## DIRECTIVE A
Convert the lines of the entries, starting at the first line of the entries and ending at the line containing "toolbar-icon[interactable]: [639, 305, 648, 314]", into a numbered list, leaving out any blank lines.

## EXTRACTED TEXT
[start]

The steps are similar but more detailed at the PostgreSQL level. The index access utilizes the @<> operator, which checks if a BSON value is within a specified range via a RUM index (DocumentDB uses an extended version of RUM index which provides more metadata than a GIN index). In this case, the index was applied solely for filtering, while a separate Sort step managed the final ordering. This method requires reading all documents before they can be ordered. Although the example is simple, indexed fields may contain arrays, which means a forward scan must return entries in order based on the smallest in the array. This behavior is native to MongoDB but not in PostgreSQL, and it likely explains why entries can't be retrieved in the desired order in the current version of DocumentDB.

Note that you might see a Bitmap Scan before auto-vacuum runs, but it's important to recognize that an Index Scan is also possible, which is a key distinction from GIN indexes.

The definition of the table and index is visible from PostgreSQL:

postgres=# \d documentdb_data.documents_2

                     Table "documentdb_data.documents_2"
     Column      |           Type           | Collation | Nullable | Default
-----------------+--------------------------+-----------+----------+---------
 shard_key_value | bigint                   |           | not null |
 object_id       | documentdb_core.bson     |           | not null |
 document        | documentdb_core.bson     |           | not null |
 creation_time   | timestamp with time zone |           |          |
Indexes:
    "collection_pk_2" PRIMARY KEY, btree (shard_key_value, object_id)

[end]

## DIRECTIVE B
According to the DocumentDB passage, which operator does the index access use to check whether a BSON value is within a specified range?

## DATA SHOWN
[start]

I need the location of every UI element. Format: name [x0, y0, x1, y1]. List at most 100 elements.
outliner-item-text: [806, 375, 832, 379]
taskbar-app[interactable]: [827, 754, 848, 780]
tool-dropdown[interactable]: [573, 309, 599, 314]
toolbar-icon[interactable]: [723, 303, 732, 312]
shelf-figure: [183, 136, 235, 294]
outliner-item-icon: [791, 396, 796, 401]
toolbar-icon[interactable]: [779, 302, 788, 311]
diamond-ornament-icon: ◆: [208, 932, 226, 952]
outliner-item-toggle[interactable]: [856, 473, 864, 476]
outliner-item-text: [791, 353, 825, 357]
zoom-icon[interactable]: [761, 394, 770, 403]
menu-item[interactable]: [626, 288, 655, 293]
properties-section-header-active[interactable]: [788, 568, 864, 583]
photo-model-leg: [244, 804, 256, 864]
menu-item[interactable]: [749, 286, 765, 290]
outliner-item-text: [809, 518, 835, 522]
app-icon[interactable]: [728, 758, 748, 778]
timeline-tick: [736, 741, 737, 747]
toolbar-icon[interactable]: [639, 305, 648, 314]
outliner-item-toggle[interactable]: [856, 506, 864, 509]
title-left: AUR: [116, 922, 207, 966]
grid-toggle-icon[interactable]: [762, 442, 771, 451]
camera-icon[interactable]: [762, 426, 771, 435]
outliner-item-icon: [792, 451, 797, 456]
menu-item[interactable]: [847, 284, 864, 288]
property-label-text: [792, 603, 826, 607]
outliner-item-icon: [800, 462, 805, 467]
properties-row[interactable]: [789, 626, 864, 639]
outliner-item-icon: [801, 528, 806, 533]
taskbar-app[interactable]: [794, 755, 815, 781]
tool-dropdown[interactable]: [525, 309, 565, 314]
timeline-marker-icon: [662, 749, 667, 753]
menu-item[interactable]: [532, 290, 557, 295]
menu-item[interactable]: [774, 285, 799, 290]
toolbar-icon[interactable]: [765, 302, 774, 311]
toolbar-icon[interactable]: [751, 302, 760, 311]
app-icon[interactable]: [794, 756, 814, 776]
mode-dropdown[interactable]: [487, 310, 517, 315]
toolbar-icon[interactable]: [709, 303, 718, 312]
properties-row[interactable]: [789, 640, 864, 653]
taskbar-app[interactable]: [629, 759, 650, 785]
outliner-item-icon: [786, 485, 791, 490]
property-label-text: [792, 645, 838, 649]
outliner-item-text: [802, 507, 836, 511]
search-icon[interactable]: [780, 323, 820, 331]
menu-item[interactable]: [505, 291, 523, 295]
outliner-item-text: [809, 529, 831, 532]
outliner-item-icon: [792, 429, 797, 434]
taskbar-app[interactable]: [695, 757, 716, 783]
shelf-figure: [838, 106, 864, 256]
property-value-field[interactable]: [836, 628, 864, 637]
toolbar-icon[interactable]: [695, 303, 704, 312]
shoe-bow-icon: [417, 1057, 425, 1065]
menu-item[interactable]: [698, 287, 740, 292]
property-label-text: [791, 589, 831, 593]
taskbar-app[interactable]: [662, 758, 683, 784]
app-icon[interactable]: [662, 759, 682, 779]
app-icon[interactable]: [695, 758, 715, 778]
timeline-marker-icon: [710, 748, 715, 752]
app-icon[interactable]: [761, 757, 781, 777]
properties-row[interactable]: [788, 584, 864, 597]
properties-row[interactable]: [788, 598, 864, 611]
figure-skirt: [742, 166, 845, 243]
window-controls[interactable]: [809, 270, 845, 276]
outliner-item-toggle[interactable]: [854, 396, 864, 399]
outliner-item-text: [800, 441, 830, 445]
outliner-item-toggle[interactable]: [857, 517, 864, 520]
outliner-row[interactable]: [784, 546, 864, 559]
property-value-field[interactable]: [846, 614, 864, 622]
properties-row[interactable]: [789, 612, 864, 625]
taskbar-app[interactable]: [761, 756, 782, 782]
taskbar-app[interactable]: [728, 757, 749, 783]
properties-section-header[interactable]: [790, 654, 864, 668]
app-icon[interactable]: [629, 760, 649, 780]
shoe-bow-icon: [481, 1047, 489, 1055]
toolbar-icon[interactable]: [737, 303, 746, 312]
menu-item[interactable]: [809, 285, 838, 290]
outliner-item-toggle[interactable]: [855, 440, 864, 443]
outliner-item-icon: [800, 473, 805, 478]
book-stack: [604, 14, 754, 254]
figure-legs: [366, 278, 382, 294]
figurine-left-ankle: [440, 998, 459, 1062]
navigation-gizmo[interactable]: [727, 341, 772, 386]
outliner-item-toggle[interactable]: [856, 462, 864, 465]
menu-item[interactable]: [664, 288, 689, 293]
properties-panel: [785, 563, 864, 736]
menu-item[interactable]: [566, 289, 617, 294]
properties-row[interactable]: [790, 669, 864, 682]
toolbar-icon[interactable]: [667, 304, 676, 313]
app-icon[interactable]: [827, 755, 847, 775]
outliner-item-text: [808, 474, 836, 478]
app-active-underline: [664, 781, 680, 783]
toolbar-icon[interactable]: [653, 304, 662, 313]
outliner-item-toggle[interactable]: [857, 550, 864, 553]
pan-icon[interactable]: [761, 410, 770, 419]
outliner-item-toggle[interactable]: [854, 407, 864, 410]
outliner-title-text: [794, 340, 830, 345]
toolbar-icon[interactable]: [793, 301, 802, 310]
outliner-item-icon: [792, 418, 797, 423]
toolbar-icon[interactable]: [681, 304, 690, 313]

[end]

## EXERCISE SOLUTION A
1. I need the location of every UI element. Format: name [x0, y0, x1, y1]. List at most 100 elements.
2. outliner-item-text: [806, 375, 832, 379]
3. taskbar-app[interactable]: [827, 754, 848, 780]
4. tool-dropdown[interactable]: [573, 309, 599, 314]
5. toolbar-icon[interactable]: [723, 303, 732, 312]
6. shelf-figure: [183, 136, 235, 294]
7. outliner-item-icon: [791, 396, 796, 401]
8. toolbar-icon[interactable]: [779, 302, 788, 311]
9. diamond-ornament-icon: ◆: [208, 932, 226, 952]
10. outliner-item-toggle[interactable]: [856, 473, 864, 476]
11. outliner-item-text: [791, 353, 825, 357]
12. zoom-icon[interactable]: [761, 394, 770, 403]
13. menu-item[interactable]: [626, 288, 655, 293]
14. properties-section-header-active[interactable]: [788, 568, 864, 583]
15. photo-model-leg: [244, 804, 256, 864]
16. menu-item[interactable]: [749, 286, 765, 290]
17. outliner-item-text: [809, 518, 835, 522]
18. app-icon[interactable]: [728, 758, 748, 778]
19. timeline-tick: [736, 741, 737, 747]
20. toolbar-icon[interactable]: [639, 305, 648, 314]

## EXERCISE SOLUTION B
The @<> operator.